Return each line of the records holding the string "only".
>>>>>
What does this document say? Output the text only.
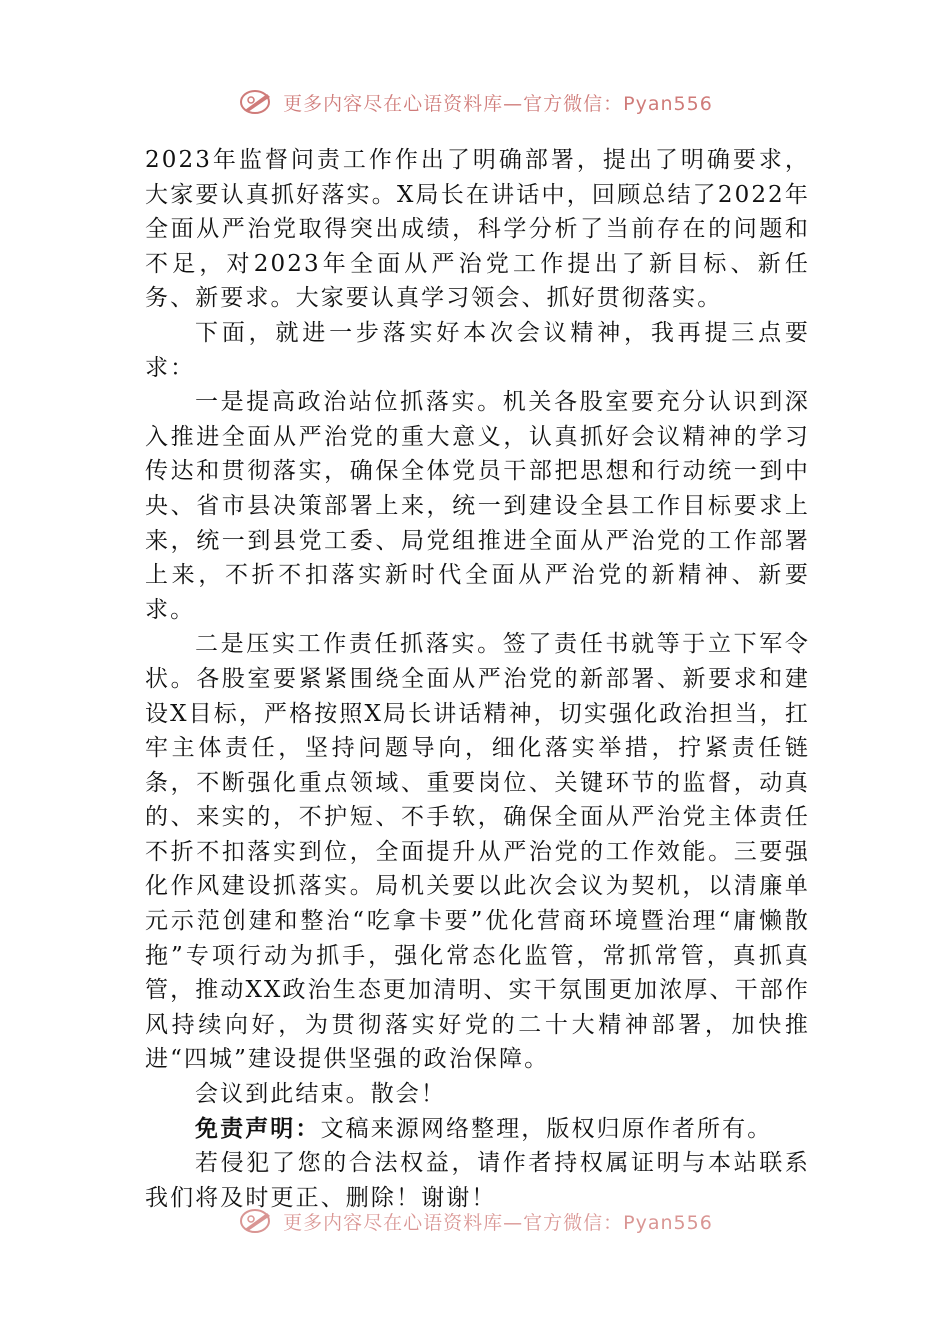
更多内容尽在心语资料库—官方微信：Pyan556

2023年监督问责工作作出了明确部署，提出了明确要求，大家要认真抓好落实。X局长在讲话中，回顾总结了2022年全面从严治党取得突出成绩，科学分析了当前存在的问题和不足，对2023年全面从严治党工作提出了新目标、新任务、新要求。大家要认真学习领会、抓好贯彻落实。

下面，就进一步落实好本次会议精神，我再提三点要求：

一是提高政治站位抓落实。机关各股室要充分认识到深入推进全面从严治党的重大意义，认真抓好会议精神的学习传达和贯彻落实，确保全体党员干部把思想和行动统一到中央、省市县决策部署上来，统一到建设全县工作目标要求上来，统一到县党工委、局党组推进全面从严治党的工作部署上来，不折不扣落实新时代全面从严治党的新精神、新要求。

二是压实工作责任抓落实。签了责任书就等于立下军令状。各股室要紧紧围绕全面从严治党的新部署、新要求和建设X目标，严格按照X局长讲话精神，切实强化政治担当，扛牢主体责任，坚持问题导向，细化落实举措，拧紧责任链条，不断强化重点领域、重要岗位、关键环节的监督，动真的、来实的，不护短、不手软，确保全面从严治党主体责任不折不扣落实到位，全面提升从严治党的工作效能。三要强化作风建设抓落实。局机关要以此次会议为契机，以清廉单元示范创建和整治“吃拿卡要”优化营商环境暨治理“庸懒散拖”专项行动为抓手，强化常态化监管，常抓常管，真抓真管，推动XX政治生态更加清明、实干氛围更加浓厚、干部作风持续向好，为贯彻落实好党的二十大精神部署，加快推进“四城”建设提供坚强的政治保障。

会议到此结束。散会！

免责声明：文稿来源网络整理，版权归原作者所有。

若侵犯了您的合法权益，请作者持权属证明与本站联系我们将及时更正、删除！谢谢！

更多内容尽在心语资料库—官方微信：Pyan556
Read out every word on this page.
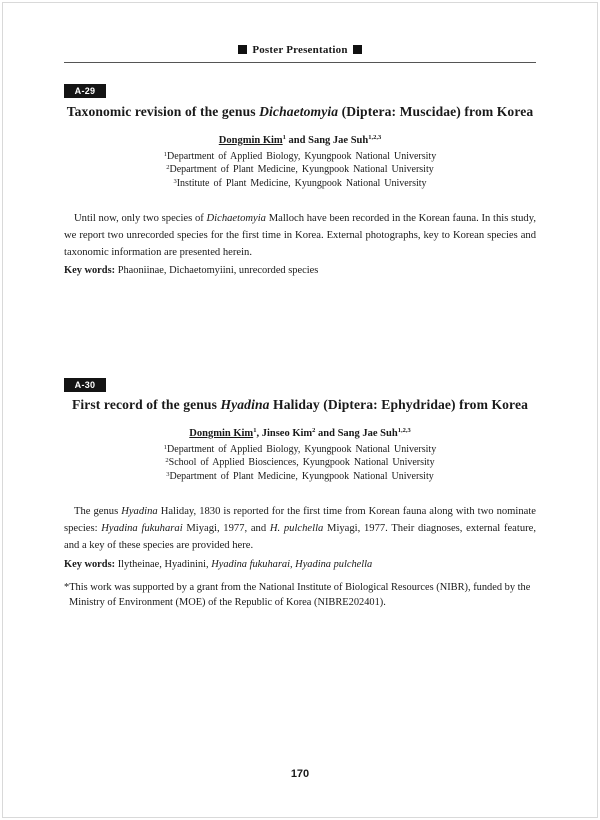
Poster Presentation
A-29
Taxonomic revision of the genus Dichaetomyia (Diptera: Muscidae) from Korea
Dongmin Kim$^1$ and Sang Jae Suh$^{1,2,3}$
$^1$Department of Applied Biology, Kyungpook National University
$^2$Department of Plant Medicine, Kyungpook National University
$^3$Institute of Plant Medicine, Kyungpook National University
Until now, only two species of Dichaetomyia Malloch have been recorded in the Korean fauna. In this study, we report two unrecorded species for the first time in Korea. External photographs, key to Korean species and taxonomic information are presented herein.
Key words: Phaoniinae, Dichaetomyiini, unrecorded species
A-30
First record of the genus Hyadina Haliday (Diptera: Ephydridae) from Korea
Dongmin Kim$^1$, Jinseo Kim$^2$ and Sang Jae Suh$^{1,2,3}$
$^1$Department of Applied Biology, Kyungpook National University
$^2$School of Applied Biosciences, Kyungpook National University
$^3$Department of Plant Medicine, Kyungpook National University
The genus Hyadina Haliday, 1830 is reported for the first time from Korean fauna along with two nominate species: Hyadina fukuharai Miyagi, 1977, and H. pulchella Miyagi, 1977. Their diagnoses, external feature, and a key of these species are provided here.
Key words: Ilytheinae, Hyadinini, Hyadina fukuharai, Hyadina pulchella
*This work was supported by a grant from the National Institute of Biological Resources (NIBR), funded by the
Ministry of Environment (MOE) of the Republic of Korea (NIBRE202401).
170
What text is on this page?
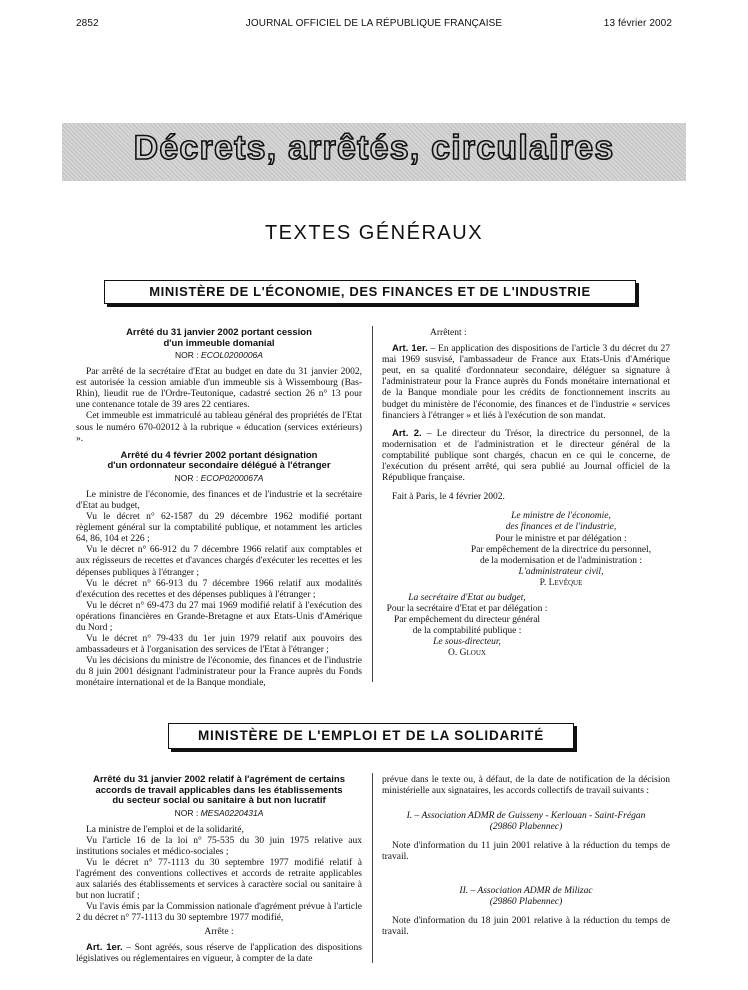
2852	JOURNAL OFFICIEL DE LA RÉPUBLIQUE FRANÇAISE	13 février 2002
Décrets, arrêtés, circulaires
TEXTES GÉNÉRAUX
MINISTÈRE DE L'ÉCONOMIE, DES FINANCES ET DE L'INDUSTRIE

Arrêté du 31 janvier 2002 portant cession

d'un immeuble domanial

NOR : ECOL0200006A

Par arrêté de la secrétaire d'Etat au budget en date du 31 janvier 2002, est autorisée la cession amiable d'un immeuble sis à Wissembourg (Bas-Rhin), lieudit rue de l'Ordre-Teutonique, cadastré section 26 n° 13 pour une contenance totale de 39 ares 22 centiares.

Cet immeuble est immatriculé au tableau général des propriétés de l'Etat sous le numéro 670-02012 à la rubrique « éducation (services extérieurs) ».

Arrêté du 4 février 2002 portant désignation

d'un ordonnateur secondaire délégué à l'étranger

NOR : ECOP0200067A

Le ministre de l'économie, des finances et de l'industrie et la secrétaire d'Etat au budget,

Vu le décret n° 62-1587 du 29 décembre 1962 modifié portant règlement général sur la comptabilité publique, et notamment les articles 64, 86, 104 et 226 ;

Vu le décret n° 66-912 du 7 décembre 1966 relatif aux comptables et aux régisseurs de recettes et d'avances chargés d'exécuter les recettes et les dépenses publiques à l'étranger ;

Vu le décret n° 66-913 du 7 décembre 1966 relatif aux modalités d'exécution des recettes et des dépenses publiques à l'étranger ;

Vu le décret n° 69-473 du 27 mai 1969 modifié relatif à l'exécution des opérations financières en Grande-Bretagne et aux Etats-Unis d'Amérique du Nord ;

Vu le décret n° 79-433 du 1er juin 1979 relatif aux pouvoirs des ambassadeurs et à l'organisation des services de l'Etat à l'étranger ;

Vu les décisions du ministre de l'économie, des finances et de l'industrie du 8 juin 2001 désignant l'administrateur pour la France auprès du Fonds monétaire international et de la Banque mondiale,

Arrêtent :

Art. 1er. – En application des dispositions de l'article 3 du décret du 27 mai 1969 susvisé, l'ambassadeur de France aux Etats-Unis d'Amérique peut, en sa qualité d'ordonnateur secondaire, déléguer sa signature à l'administrateur pour la France auprès du Fonds monétaire international et de la Banque mondiale pour les crédits de fonctionnement inscrits au budget du ministère de l'économie, des finances et de l'industrie « services financiers à l'étranger » et liés à l'exécution de son mandat.

Art. 2. – Le directeur du Trésor, la directrice du personnel, de la modernisation et de l'administration et le directeur général de la comptabilité publique sont chargés, chacun en ce qui le concerne, de l'exécution du présent arrêté, qui sera publié au Journal officiel de la République française.

Fait à Paris, le 4 février 2002.

Le ministre de l'économie,

des finances et de l'industrie,

Pour le ministre et par délégation :

Par empêchement de la directrice du personnel,

de la modernisation et de l'administration :

L'administrateur civil,

P. Levêque

La secrétaire d'Etat au budget,

Pour la secrétaire d'Etat et par délégation :

Par empêchement du directeur général

de la comptabilité publique :

Le sous-directeur,

O. Gloux

MINISTÈRE DE L'EMPLOI ET DE LA SOLIDARITÉ

Arrêté du 31 janvier 2002 relatif à l'agrément de certains

accords de travail applicables dans les établissements

du secteur social ou sanitaire à but non lucratif

NOR : MESA0220431A

La ministre de l'emploi et de la solidarité,

Vu l'article 16 de la loi n° 75-535 du 30 juin 1975 relative aux institutions sociales et médico-sociales ;

Vu le décret n° 77-1113 du 30 septembre 1977 modifié relatif à l'agrément des conventions collectives et accords de retraite applicables aux salariés des établissements et services à caractère social ou sanitaire à but non lucratif ;

Vu l'avis émis par la Commission nationale d'agrément prévue à l'article 2 du décret n° 77-1113 du 30 septembre 1977 modifié,

Arrête :

Art. 1er. – Sont agréés, sous réserve de l'application des dispositions législatives ou réglementaires en vigueur, à compter de la date

prévue dans le texte ou, à défaut, de la date de notification de la décision ministérielle aux signataires, les accords collectifs de travail suivants :

I. – Association ADMR de Guisseny - Kerlouan - Saint-Frégan

(29860 Plabennec)

Note d'information du 11 juin 2001 relative à la réduction du temps de travail.

II. – Association ADMR de Milizac

(29860 Plabennec)

Note d'information du 18 juin 2001 relative à la réduction du temps de travail.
<<<<<
-- SOLUTION BELOW --
What does this document say? Output the text only.
Until now, only two species of Dichaetomyia Malloch have been recorded in the Korean fauna. In this study, we report two unrecorded species for the first time in Korea. External photographs, key to Korean species and taxonomic information are presented herein.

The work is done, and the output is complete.